▸ **Short exercise**: Will you write out, word for word, every line from the one with "Give me a plain-text" to the final line of the data below, with the pictures left out?

▸ **Task material**:
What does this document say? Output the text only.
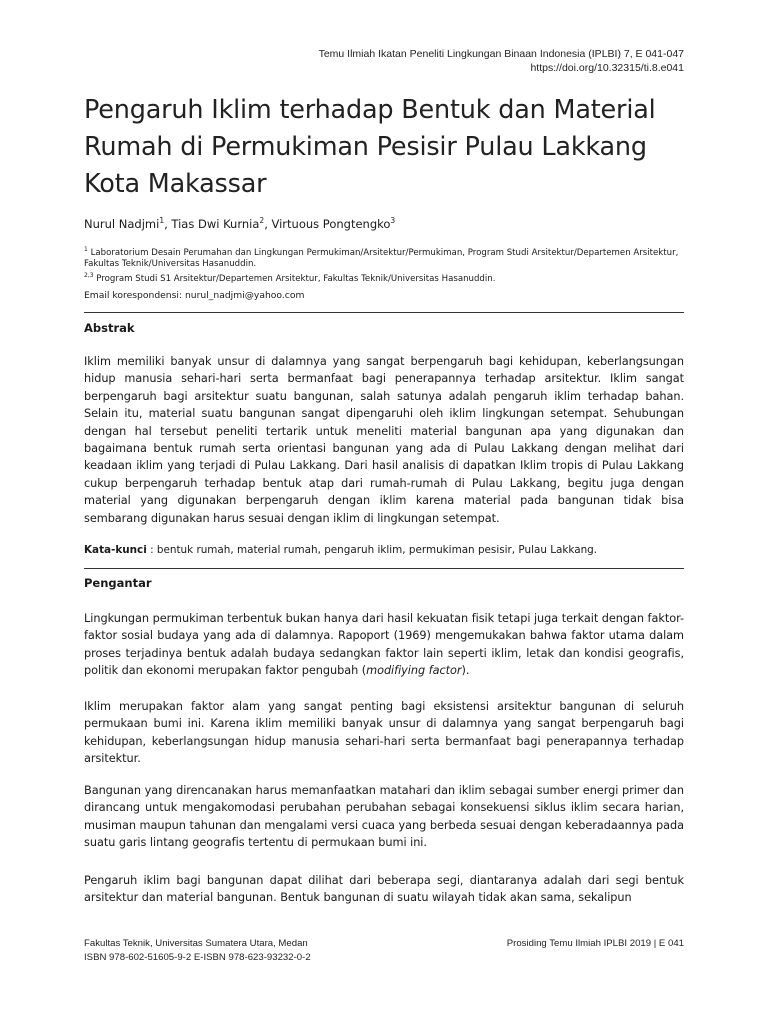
Temu Ilmiah Ikatan Peneliti Lingkungan Binaan Indonesia (IPLBI) 7, E 041-047
https://doi.org/10.32315/ti.8.e041
Pengaruh Iklim terhadap Bentuk dan Material Rumah di Permukiman Pesisir Pulau Lakkang Kota Makassar
Nurul Nadjmi$^1$, Tias Dwi Kurnia$^2$, Virtuous Pongtengko$^3$

$^1$ Laboratorium Desain Perumahan dan Lingkungan Permukiman/Arsitektur/Permukiman, Program Studi Arsitektur/Departemen Arsitektur, Fakultas Teknik/Universitas Hasanuddin.

$^{2,3}$ Program Studi S1 Arsitektur/Departemen Arsitektur, Fakultas Teknik/Universitas Hasanuddin.

Email korespondensi: nurul_nadjmi@yahoo.com
Abstrak

Iklim memiliki banyak unsur di dalamnya yang sangat berpengaruh bagi kehidupan, keberlangsungan hidup manusia sehari-hari serta bermanfaat bagi penerapannya terhadap arsitektur. Iklim sangat berpengaruh bagi arsitektur suatu bangunan, salah satunya adalah pengaruh iklim terhadap bahan. Selain itu, material suatu bangunan sangat dipengaruhi oleh iklim lingkungan setempat. Sehubungan dengan hal tersebut peneliti tertarik untuk meneliti material bangunan apa yang digunakan dan bagaimana bentuk rumah serta orientasi bangunan yang ada di Pulau Lakkang dengan melihat dari keadaan iklim yang terjadi di Pulau Lakkang. Dari hasil analisis di dapatkan Iklim tropis di Pulau Lakkang cukup berpengaruh terhadap bentuk atap dari rumah-rumah di Pulau Lakkang, begitu juga dengan material yang digunakan berpengaruh dengan iklim karena material pada bangunan tidak bisa sembarang digunakan harus sesuai dengan iklim di lingkungan setempat.

Kata-kunci : bentuk rumah, material rumah, pengaruh iklim, permukiman pesisir, Pulau Lakkang.
Pengantar

Lingkungan permukiman terbentuk bukan hanya dari hasil kekuatan fisik tetapi juga terkait dengan faktor-faktor sosial budaya yang ada di dalamnya. Rapoport (1969) mengemukakan bahwa faktor utama dalam proses terjadinya bentuk adalah budaya sedangkan faktor lain seperti iklim, letak dan kondisi geografis, politik dan ekonomi merupakan faktor pengubah (modifiying factor).

Iklim merupakan faktor alam yang sangat penting bagi eksistensi arsitektur bangunan di seluruh permukaan bumi ini. Karena iklim memiliki banyak unsur di dalamnya yang sangat berpengaruh bagi kehidupan, keberlangsungan hidup manusia sehari-hari serta bermanfaat bagi penerapannya terhadap arsitektur.

Bangunan yang direncanakan harus memanfaatkan matahari dan iklim sebagai sumber energi primer dan dirancang untuk mengakomodasi perubahan perubahan sebagai konsekuensi siklus iklim secara harian, musiman maupun tahunan dan mengalami versi cuaca yang berbeda sesuai dengan keberadaannya pada suatu garis lintang geografis tertentu di permukaan bumi ini.

Pengaruh iklim bagi bangunan dapat dilihat dari beberapa segi, diantaranya adalah dari segi bentuk arsitektur dan material bangunan. Bentuk bangunan di suatu wilayah tidak akan sama, sekalipun

Fakultas Teknik, Universitas Sumatera Utara, Medan
ISBN 978-602-51605-9-2 E-ISBN 978-623-93232-0-2
Prosiding Temu Ilmiah IPLBI 2019 | E 041
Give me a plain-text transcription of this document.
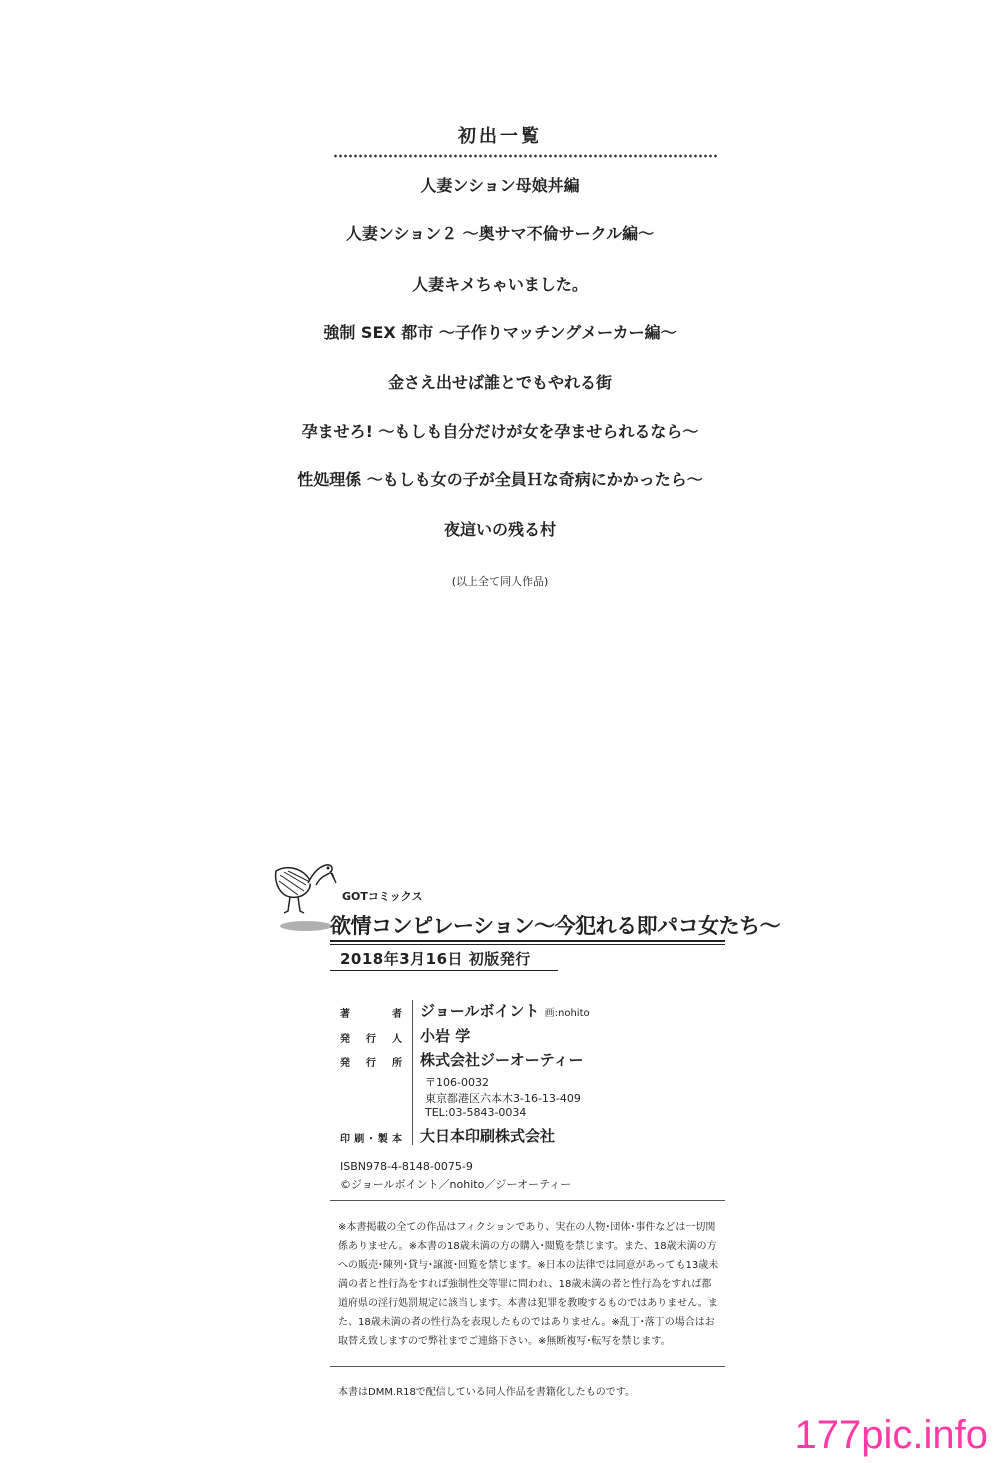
初出一覧
人妻ンション母娘丼編
人妻ンション２ 〜奥サマ不倫サークル編〜
人妻キメちゃいました。
強制 SEX 都市 〜子作りマッチングメーカー編〜
金さえ出せば誰とでもやれる街
孕ませろ! 〜もしも自分だけが女を孕ませられるなら〜
性処理係 〜もしも女の子が全員Ｈな奇病にかかったら〜
夜這いの残る村
(以上全て同人作品)
GOTコミックス
欲情コンピレーション〜今犯れる即パコ女たち〜
2018年3月16日 初版発行
著 者 ジョールボイント 画:nohito
発行人 小岩 学
発行所 株式会社ジーオーティー
〒106-0032
東京都港区六本木3-16-13-409
TEL:03-5843-0034
印刷･製本 大日本印刷株式会社
ISBN978-4-8148-0075-9
©ジョールボイント／nohito／ジーオーティー
※本書掲載の全ての作品はフィクションであり、実在の人物･団体･事件などは一切関係ありません。※本書の18歳未満の方の購入･閲覧を禁じます。また、18歳未満の方への販売･陳列･貸与･譲渡･回覧を禁じます。※日本の法律では同意があっても13歳未満の者と性行為をすれば強制性交等罪に問われ、18歳未満の者と性行為をすれば都道府県の淫行処罰規定に該当します。本書は犯罪を教唆するものではありません。また、18歳未満の者の性行為を表現したものではありません。※乱丁･落丁の場合はお取替え致しますので弊社までご連絡下さい。※無断複写･転写を禁じます。
本書はDMM.R18で配信している同人作品を書籍化したものです。
177pic.info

▸ **The result**:
Give me a plain-text transcription of this document.
初出一覧
人妻ンション母娘丼編
人妻ンション２ 〜奥サマ不倫サークル編〜
人妻キメちゃいました。
強制 SEX 都市 〜子作りマッチングメーカー編〜
金さえ出せば誰とでもやれる街
孕ませろ! 〜もしも自分だけが女を孕ませられるなら〜
性処理係 〜もしも女の子が全員Ｈな奇病にかかったら〜
夜這いの残る村
(以上全て同人作品)
GOTコミックス
欲情コンピレーション〜今犯れる即パコ女たち〜
2018年3月16日 初版発行
著 者 ジョールボイント 画:nohito
発行人 小岩 学
発行所 株式会社ジーオーティー
〒106-0032
東京都港区六本木3-16-13-409
TEL:03-5843-0034
印刷･製本 大日本印刷株式会社
ISBN978-4-8148-0075-9
©ジョールボイント／nohito／ジーオーティー
※本書掲載の全ての作品はフィクションであり、実在の人物･団体･事件などは一切関係ありません。※本書の18歳未満の方の購入･閲覧を禁じます。また、18歳未満の方への販売･陳列･貸与･譲渡･回覧を禁じます。※日本の法律では同意があっても13歳未満の者と性行為をすれば強制性交等罪に問われ、18歳未満の者と性行為をすれば都道府県の淫行処罰規定に該当します。本書は犯罪を教唆するものではありません。また、18歳未満の者の性行為を表現したものではありません。※乱丁･落丁の場合はお取替え致しますので弊社までご連絡下さい。※無断複写･転写を禁じます。
本書はDMM.R18で配信している同人作品を書籍化したものです。
177pic.info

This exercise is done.